Using the entries that follow, collect the lines where the word "ylabel" appears.
===== Recorded information
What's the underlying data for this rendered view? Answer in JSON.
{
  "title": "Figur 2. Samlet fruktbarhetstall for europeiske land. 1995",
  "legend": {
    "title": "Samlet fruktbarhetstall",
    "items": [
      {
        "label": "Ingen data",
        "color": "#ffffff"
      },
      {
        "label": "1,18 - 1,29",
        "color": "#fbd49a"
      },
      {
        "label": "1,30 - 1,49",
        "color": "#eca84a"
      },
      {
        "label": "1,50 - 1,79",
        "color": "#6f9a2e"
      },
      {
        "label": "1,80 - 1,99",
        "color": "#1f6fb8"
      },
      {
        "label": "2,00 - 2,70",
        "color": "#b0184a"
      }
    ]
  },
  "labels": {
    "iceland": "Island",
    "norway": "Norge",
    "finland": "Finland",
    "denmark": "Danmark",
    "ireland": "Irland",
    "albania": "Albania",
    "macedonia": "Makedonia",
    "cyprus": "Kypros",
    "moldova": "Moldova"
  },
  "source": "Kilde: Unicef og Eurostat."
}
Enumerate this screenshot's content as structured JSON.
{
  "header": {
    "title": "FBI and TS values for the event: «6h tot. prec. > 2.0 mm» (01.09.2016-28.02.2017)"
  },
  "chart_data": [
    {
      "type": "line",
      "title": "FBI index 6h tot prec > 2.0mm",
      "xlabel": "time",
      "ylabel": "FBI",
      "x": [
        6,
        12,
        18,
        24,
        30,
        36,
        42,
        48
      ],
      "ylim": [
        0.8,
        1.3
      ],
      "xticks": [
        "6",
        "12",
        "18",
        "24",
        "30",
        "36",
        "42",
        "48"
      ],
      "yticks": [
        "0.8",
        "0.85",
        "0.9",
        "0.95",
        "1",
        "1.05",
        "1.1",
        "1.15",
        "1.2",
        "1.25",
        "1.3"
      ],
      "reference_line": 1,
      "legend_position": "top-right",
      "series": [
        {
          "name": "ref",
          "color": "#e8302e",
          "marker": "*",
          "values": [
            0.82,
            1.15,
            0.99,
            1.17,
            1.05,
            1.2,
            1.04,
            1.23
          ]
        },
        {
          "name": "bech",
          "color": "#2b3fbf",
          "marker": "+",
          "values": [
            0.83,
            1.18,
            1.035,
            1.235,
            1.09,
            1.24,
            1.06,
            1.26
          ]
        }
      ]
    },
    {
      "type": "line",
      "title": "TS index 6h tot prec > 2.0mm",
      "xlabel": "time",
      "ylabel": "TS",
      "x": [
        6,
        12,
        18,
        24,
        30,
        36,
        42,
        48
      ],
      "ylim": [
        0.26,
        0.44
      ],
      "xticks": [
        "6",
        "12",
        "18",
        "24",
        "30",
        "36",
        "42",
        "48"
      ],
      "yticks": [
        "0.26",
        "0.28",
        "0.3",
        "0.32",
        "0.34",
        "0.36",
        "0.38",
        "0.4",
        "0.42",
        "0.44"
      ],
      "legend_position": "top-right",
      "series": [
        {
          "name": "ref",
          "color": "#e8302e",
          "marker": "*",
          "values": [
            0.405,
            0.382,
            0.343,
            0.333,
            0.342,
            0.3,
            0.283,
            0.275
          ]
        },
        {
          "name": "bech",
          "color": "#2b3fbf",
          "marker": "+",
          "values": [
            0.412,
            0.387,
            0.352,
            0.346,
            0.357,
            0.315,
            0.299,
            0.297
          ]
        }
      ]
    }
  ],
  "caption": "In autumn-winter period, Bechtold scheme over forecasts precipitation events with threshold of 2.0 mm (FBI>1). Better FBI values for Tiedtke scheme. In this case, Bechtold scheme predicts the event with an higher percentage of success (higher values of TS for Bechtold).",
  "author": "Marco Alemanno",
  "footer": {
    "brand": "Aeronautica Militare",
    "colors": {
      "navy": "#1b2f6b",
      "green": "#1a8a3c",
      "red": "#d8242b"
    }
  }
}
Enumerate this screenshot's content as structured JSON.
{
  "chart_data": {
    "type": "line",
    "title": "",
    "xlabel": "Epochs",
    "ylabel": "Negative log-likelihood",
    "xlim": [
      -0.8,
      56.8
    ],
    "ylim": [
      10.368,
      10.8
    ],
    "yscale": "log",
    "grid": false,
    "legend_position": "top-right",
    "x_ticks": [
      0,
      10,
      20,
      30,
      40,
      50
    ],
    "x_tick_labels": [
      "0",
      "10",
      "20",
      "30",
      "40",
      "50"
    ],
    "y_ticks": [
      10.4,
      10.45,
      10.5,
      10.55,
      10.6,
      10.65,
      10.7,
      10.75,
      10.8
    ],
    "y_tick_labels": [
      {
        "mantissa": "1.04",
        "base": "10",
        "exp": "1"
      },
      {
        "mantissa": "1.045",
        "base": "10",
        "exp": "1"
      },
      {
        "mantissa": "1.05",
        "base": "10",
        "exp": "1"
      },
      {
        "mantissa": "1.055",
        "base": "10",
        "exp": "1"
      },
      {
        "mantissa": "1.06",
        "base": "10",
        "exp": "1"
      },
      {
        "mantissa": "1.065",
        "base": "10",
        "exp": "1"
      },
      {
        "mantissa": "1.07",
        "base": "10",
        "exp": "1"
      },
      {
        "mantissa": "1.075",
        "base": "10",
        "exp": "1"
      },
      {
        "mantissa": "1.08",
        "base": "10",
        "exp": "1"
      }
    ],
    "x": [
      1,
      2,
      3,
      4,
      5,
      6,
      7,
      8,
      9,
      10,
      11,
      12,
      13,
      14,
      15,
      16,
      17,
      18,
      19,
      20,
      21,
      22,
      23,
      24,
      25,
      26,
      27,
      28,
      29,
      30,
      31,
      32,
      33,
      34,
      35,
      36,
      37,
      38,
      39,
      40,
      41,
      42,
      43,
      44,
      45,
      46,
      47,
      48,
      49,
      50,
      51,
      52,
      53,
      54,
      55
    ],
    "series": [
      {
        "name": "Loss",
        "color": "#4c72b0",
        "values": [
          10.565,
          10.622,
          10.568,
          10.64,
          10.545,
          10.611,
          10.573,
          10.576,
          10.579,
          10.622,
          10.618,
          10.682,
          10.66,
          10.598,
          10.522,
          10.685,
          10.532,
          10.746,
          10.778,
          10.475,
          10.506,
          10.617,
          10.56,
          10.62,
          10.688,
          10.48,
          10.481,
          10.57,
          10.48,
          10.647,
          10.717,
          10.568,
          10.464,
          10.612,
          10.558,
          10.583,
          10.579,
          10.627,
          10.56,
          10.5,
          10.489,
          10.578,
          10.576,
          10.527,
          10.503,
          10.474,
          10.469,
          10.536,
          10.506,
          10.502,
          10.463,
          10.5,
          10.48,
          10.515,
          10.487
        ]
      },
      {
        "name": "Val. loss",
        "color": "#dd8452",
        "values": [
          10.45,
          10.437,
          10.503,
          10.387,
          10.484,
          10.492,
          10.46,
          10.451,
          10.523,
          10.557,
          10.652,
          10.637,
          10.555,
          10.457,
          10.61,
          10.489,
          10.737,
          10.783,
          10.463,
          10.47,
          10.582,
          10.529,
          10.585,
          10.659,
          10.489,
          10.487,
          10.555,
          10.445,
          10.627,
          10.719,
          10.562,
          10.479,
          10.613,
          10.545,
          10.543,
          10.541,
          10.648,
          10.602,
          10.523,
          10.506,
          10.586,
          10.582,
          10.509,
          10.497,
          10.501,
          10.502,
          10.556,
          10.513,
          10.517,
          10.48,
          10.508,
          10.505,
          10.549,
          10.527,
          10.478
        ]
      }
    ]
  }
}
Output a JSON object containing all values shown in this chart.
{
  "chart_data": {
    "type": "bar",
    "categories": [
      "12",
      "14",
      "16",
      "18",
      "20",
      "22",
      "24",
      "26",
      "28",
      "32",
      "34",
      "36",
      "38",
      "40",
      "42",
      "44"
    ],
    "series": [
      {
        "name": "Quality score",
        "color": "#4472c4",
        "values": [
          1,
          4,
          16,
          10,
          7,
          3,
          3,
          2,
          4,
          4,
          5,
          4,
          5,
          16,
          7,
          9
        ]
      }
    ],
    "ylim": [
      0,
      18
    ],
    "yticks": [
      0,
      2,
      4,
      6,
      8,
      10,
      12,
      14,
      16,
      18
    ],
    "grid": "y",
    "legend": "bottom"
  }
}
==========
Solution below.
      "ylabel": "FBI",
      "ylabel": "TS",
    "ylabel": "Negative log-likelihood",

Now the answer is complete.